What the exercise asks —
Please reproduce every record, keeping each one exactly as written.

Figure contents as structured data —
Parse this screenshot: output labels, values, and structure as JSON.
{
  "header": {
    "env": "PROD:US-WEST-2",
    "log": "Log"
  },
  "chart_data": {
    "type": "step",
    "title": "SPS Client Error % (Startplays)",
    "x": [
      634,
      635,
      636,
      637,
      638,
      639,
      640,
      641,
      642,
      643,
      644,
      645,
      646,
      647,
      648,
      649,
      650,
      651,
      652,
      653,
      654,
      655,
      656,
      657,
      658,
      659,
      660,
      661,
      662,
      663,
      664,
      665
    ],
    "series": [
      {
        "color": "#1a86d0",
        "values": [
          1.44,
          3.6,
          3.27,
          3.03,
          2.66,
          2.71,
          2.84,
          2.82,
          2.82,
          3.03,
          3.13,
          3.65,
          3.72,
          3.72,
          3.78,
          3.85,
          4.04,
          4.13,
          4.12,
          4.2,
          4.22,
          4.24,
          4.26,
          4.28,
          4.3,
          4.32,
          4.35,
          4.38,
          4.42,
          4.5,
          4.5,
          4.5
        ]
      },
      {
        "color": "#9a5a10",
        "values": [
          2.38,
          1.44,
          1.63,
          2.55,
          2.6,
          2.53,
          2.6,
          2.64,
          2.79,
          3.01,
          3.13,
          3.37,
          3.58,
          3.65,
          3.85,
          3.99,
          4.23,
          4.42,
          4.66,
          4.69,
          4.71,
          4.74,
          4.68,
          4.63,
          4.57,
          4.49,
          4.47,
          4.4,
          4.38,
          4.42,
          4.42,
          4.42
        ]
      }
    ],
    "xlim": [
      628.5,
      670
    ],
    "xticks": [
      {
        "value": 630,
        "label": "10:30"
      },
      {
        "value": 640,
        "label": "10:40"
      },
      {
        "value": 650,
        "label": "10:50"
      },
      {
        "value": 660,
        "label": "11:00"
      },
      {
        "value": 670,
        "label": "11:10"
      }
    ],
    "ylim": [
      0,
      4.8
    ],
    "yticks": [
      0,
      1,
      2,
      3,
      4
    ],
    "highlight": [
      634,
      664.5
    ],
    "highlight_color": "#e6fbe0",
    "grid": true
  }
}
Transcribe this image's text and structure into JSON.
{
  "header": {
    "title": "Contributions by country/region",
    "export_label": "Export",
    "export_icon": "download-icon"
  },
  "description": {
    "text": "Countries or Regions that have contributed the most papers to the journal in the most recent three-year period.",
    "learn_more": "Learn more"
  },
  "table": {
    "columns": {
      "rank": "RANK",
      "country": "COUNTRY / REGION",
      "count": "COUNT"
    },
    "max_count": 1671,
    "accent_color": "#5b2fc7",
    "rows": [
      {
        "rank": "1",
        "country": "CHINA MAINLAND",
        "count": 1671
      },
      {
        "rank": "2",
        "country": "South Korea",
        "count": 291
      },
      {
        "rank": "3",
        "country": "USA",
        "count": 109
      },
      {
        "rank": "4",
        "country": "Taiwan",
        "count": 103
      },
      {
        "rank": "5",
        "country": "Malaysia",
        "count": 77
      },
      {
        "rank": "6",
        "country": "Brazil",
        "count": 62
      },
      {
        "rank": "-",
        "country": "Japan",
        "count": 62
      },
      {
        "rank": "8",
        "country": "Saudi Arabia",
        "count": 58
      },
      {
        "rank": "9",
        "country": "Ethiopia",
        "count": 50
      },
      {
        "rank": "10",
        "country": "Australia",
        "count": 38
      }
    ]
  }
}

Result of this task —
Parse this screenshot: output labels, values, and structure as JSON.
{
  "header": {
    "env": "PROD:US-WEST-2",
    "log": "Log"
  },
  "chart_data": {
    "type": "step",
    "title": "SPS Client Error % (Startplays)",
    "x": [
      634,
      635,
      636,
      637,
      638,
      639,
      640,
      641,
      642,
      643,
      644,
      645,
      646,
      647,
      648,
      649,
      650,
      651,
      652,
      653,
      654,
      655,
      656,
      657,
      658,
      659,
      660,
      661,
      662,
      663,
      664,
      665
    ],
    "series": [
      {
        "color": "#1a86d0",
        "values": [
          1.44,
          3.6,
          3.27,
          3.03,
          2.66,
          2.71,
          2.84,
          2.82,
          2.82,
          3.03,
          3.13,
          3.65,
          3.72,
          3.72,
          3.78,
          3.85,
          4.04,
          4.13,
          4.12,
          4.2,
          4.22,
          4.24,
          4.26,
          4.28,
          4.3,
          4.32,
          4.35,
          4.38,
          4.42,
          4.5,
          4.5,
          4.5
        ]
      },
      {
        "color": "#9a5a10",
        "values": [
          2.38,
          1.44,
          1.63,
          2.55,
          2.6,
          2.53,
          2.6,
          2.64,
          2.79,
          3.01,
          3.13,
          3.37,
          3.58,
          3.65,
          3.85,
          3.99,
          4.23,
          4.42,
          4.66,
          4.69,
          4.71,
          4.74,
          4.68,
          4.63,
          4.57,
          4.49,
          4.47,
          4.4,
          4.38,
          4.42,
          4.42,
          4.42
        ]
      }
    ],
    "xlim": [
      628.5,
      670
    ],
    "xticks": [
      {
        "value": 630,
        "label": "10:30"
      },
      {
        "value": 640,
        "label": "10:40"
      },
      {
        "value": 650,
        "label": "10:50"
      },
      {
        "value": 660,
        "label": "11:00"
      },
      {
        "value": 670,
        "label": "11:10"
      }
    ],
    "ylim": [
      0,
      4.8
    ],
    "yticks": [
      0,
      1,
      2,
      3,
      4
    ],
    "highlight": [
      634,
      664.5
    ],
    "highlight_color": "#e6fbe0",
    "grid": true
  }
}
Transcribe this image's text and structure into JSON.
{
  "header": {
    "title": "Contributions by country/region",
    "export_label": "Export",
    "export_icon": "download-icon"
  },
  "description": {
    "text": "Countries or Regions that have contributed the most papers to the journal in the most recent three-year period.",
    "learn_more": "Learn more"
  },
  "table": {
    "columns": {
      "rank": "RANK",
      "country": "COUNTRY / REGION",
      "count": "COUNT"
    },
    "max_count": 1671,
    "accent_color": "#5b2fc7",
    "rows": [
      {
        "rank": "1",
        "country": "CHINA MAINLAND",
        "count": 1671
      },
      {
        "rank": "2",
        "country": "South Korea",
        "count": 291
      },
      {
        "rank": "3",
        "country": "USA",
        "count": 109
      },
      {
        "rank": "4",
        "country": "Taiwan",
        "count": 103
      },
      {
        "rank": "5",
        "country": "Malaysia",
        "count": 77
      },
      {
        "rank": "6",
        "country": "Brazil",
        "count": 62
      },
      {
        "rank": "-",
        "country": "Japan",
        "count": 62
      },
      {
        "rank": "8",
        "country": "Saudi Arabia",
        "count": 58
      },
      {
        "rank": "9",
        "country": "Ethiopia",
        "count": 50
      },
      {
        "rank": "10",
        "country": "Australia",
        "count": 38
      }
    ]
  }
}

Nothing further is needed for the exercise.